# [STATED GOAL]
Copy every line with the string "这些火车站" in it.

++++ RECORDS SUPPLIED

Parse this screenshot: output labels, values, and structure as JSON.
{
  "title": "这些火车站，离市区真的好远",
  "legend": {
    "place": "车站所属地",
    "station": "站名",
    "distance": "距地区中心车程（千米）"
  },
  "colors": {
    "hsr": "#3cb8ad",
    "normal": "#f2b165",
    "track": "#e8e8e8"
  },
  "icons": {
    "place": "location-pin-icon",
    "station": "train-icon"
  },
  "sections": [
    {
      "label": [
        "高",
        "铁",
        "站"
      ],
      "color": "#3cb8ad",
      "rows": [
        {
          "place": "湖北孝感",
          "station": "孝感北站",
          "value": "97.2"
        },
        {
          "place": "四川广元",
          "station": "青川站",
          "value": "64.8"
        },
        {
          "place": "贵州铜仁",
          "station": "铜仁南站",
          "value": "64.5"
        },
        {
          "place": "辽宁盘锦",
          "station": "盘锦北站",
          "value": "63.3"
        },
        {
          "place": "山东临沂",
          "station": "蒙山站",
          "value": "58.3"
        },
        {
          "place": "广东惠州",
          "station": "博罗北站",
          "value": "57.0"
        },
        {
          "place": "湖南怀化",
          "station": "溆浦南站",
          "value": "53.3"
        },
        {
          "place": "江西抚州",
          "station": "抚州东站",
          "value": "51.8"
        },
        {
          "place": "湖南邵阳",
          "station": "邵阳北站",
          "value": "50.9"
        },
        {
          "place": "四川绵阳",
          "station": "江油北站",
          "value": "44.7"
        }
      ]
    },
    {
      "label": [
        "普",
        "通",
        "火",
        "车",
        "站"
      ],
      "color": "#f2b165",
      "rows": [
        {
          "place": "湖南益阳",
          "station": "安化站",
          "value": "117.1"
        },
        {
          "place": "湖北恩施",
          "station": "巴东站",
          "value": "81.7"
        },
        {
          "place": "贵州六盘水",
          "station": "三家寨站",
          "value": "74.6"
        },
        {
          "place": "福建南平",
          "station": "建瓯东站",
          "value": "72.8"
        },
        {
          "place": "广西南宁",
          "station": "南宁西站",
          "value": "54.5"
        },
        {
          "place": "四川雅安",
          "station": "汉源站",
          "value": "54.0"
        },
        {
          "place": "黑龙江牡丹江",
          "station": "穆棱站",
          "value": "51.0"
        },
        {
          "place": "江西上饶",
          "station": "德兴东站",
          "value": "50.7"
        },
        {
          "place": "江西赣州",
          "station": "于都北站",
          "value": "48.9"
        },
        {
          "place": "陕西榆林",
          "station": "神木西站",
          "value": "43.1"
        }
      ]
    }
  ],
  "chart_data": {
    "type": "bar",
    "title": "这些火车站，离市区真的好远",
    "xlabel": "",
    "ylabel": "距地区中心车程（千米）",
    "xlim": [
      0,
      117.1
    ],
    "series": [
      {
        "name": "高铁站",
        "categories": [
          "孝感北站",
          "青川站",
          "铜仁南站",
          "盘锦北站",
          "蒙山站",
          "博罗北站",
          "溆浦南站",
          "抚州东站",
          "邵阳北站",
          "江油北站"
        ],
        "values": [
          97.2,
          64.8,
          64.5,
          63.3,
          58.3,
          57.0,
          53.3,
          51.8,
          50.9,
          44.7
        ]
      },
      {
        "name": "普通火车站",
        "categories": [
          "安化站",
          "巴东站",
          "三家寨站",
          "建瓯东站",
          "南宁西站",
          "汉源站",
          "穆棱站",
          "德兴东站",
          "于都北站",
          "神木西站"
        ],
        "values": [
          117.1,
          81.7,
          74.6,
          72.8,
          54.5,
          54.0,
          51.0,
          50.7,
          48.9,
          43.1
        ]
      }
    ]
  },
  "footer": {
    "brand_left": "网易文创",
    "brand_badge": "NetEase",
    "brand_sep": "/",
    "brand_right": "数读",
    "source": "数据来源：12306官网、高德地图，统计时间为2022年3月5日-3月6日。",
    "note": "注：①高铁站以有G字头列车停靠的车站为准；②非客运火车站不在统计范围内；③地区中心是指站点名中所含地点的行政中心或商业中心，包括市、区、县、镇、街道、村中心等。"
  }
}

++++++++

# [SOLUTION TO THIS TASK]
  "title": "这些火车站，离市区真的好远",
    "title": "这些火车站，离市区真的好远",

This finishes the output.